Aim: Tally the lines with the word "Land" and report the number alone.
* Begin Input *
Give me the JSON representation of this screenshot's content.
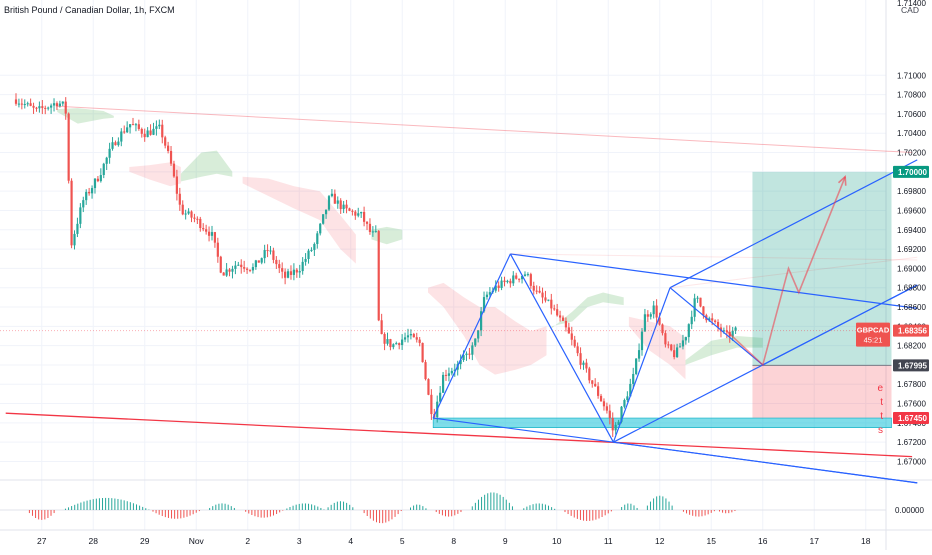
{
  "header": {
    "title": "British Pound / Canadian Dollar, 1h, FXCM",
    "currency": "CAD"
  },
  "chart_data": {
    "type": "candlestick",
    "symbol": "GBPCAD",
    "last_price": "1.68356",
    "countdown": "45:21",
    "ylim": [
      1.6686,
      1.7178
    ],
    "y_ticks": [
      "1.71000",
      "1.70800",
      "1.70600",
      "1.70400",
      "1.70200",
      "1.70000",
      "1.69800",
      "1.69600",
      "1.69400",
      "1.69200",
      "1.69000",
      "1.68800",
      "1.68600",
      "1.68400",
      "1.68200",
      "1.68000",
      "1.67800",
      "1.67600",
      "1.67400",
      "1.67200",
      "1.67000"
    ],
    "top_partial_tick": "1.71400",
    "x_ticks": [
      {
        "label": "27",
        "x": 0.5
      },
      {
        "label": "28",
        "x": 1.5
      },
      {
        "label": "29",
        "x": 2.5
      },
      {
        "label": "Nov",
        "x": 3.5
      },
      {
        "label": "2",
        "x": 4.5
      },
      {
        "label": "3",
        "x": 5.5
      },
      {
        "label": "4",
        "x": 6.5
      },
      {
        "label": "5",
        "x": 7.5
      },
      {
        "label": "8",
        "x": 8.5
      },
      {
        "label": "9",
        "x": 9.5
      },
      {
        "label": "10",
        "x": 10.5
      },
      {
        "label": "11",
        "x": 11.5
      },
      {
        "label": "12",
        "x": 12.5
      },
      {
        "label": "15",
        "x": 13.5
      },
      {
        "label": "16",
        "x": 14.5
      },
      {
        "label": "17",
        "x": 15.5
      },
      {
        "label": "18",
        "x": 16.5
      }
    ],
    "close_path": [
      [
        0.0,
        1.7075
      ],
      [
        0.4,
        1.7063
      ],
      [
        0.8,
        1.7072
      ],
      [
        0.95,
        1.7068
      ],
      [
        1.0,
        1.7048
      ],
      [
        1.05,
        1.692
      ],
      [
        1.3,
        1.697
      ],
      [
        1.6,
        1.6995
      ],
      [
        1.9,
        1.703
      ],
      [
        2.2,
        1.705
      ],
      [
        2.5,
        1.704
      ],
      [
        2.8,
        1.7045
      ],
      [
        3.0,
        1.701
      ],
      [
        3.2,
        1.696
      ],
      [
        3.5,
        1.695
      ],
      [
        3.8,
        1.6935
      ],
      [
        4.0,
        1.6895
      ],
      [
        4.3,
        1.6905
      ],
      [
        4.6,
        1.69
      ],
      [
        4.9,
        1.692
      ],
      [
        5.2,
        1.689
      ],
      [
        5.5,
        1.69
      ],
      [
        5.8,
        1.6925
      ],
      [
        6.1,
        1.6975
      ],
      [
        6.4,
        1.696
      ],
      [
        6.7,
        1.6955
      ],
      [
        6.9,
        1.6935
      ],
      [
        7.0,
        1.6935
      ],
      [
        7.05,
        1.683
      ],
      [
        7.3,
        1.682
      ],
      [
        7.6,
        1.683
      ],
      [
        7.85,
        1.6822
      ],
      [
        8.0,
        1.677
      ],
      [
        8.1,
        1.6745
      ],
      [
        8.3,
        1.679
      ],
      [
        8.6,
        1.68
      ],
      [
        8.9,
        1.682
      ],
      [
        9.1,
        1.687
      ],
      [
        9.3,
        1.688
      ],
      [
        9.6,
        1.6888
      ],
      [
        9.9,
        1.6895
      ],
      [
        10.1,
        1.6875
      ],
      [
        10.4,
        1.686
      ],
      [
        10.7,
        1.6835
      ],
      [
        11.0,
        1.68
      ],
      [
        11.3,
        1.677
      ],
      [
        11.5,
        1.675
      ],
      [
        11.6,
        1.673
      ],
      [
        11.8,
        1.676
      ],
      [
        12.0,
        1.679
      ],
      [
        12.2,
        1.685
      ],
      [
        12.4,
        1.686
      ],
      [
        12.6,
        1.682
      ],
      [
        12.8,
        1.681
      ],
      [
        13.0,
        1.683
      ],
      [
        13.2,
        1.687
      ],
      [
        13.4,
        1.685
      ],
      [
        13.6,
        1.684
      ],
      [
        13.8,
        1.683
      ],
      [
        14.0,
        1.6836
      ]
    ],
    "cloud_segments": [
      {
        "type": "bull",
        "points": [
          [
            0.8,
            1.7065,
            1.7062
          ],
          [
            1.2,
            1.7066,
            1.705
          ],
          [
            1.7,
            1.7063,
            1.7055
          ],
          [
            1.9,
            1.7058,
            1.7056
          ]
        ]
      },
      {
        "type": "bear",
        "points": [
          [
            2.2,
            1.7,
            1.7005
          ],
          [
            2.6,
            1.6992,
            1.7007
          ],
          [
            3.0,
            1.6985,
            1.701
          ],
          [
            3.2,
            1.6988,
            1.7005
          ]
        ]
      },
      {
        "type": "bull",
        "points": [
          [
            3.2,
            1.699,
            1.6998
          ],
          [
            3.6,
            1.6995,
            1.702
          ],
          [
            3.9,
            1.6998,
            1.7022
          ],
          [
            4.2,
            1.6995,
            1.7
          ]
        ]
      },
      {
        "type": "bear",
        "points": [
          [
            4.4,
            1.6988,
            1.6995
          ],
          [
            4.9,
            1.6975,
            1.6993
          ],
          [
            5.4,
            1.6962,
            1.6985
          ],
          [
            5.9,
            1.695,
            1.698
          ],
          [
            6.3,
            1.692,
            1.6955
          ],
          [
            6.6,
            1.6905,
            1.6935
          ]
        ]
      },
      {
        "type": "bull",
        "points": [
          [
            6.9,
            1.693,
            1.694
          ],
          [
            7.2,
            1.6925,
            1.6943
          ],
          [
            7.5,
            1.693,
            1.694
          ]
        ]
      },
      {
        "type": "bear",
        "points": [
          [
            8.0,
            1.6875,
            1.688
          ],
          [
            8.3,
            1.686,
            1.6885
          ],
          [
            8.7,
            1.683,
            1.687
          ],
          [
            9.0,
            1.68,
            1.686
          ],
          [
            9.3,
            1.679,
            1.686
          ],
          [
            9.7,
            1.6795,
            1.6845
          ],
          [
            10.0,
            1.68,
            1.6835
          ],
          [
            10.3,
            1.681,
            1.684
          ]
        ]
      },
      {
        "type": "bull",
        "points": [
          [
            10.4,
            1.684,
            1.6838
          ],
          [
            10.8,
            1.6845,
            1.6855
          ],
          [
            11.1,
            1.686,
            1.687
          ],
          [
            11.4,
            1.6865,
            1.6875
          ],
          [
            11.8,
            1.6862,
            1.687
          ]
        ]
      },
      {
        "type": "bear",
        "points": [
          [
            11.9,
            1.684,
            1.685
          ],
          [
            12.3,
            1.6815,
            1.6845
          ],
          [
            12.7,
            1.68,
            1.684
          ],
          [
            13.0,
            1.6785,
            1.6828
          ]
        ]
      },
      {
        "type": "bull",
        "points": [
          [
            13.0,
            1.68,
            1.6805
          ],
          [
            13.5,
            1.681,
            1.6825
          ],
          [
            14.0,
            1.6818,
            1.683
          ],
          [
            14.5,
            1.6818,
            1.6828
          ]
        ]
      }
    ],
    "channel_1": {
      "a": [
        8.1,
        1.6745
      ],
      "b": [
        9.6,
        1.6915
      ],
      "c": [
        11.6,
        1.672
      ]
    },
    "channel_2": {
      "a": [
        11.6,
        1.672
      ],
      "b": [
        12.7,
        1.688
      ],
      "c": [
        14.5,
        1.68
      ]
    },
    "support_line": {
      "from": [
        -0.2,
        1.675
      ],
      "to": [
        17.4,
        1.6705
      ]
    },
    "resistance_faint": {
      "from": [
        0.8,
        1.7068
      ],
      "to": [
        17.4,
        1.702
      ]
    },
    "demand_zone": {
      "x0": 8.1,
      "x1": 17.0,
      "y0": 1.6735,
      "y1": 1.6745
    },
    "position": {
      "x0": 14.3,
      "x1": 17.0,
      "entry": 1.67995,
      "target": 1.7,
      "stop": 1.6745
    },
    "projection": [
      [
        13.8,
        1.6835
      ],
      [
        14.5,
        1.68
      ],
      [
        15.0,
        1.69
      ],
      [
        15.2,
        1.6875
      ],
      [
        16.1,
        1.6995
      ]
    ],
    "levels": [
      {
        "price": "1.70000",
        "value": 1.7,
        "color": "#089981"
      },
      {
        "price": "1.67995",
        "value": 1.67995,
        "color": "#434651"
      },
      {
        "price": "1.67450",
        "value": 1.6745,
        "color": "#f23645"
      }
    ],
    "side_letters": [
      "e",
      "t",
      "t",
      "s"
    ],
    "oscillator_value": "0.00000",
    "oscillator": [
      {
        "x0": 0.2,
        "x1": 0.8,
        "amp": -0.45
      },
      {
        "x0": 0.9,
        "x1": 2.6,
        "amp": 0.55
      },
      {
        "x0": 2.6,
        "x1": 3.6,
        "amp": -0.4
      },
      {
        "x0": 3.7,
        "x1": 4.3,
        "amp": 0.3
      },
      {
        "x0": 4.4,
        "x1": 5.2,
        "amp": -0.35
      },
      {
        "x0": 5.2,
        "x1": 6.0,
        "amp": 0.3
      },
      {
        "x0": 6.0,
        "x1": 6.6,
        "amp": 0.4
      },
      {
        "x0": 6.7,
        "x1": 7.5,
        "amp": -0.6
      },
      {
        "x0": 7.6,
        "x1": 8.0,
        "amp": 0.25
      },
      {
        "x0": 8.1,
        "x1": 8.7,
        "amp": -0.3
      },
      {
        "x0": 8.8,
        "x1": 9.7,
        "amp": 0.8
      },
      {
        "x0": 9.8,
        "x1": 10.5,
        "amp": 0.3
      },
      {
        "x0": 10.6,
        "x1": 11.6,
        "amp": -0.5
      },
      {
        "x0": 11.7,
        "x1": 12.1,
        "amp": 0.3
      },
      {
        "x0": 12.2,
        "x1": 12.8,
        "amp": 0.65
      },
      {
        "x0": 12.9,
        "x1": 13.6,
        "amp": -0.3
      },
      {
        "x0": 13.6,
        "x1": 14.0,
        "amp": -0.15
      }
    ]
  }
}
* End Input *
* Begin Input *
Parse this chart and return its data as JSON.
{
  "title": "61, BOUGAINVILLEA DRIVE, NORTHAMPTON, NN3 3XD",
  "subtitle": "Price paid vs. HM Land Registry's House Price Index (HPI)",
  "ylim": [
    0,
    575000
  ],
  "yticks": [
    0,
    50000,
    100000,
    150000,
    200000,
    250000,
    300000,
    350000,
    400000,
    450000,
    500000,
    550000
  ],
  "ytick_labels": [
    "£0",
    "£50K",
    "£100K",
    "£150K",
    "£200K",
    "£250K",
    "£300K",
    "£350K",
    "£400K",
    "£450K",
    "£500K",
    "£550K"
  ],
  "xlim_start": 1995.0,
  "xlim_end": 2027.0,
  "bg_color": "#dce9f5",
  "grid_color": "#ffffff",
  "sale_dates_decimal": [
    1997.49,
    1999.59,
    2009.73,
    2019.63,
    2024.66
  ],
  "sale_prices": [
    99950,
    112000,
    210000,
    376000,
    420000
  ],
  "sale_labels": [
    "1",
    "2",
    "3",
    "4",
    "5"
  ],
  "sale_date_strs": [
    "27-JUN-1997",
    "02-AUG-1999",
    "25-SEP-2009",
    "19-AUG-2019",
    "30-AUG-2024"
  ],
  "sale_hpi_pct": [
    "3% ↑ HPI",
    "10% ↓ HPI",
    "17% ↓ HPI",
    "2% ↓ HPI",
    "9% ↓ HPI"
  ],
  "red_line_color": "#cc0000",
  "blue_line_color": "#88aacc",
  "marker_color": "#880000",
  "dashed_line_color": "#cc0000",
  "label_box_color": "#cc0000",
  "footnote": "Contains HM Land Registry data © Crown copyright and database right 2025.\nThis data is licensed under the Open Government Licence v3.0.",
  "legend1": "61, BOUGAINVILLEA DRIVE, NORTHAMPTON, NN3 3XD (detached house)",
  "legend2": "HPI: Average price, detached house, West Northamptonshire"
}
* End Input *
Exercise output: 2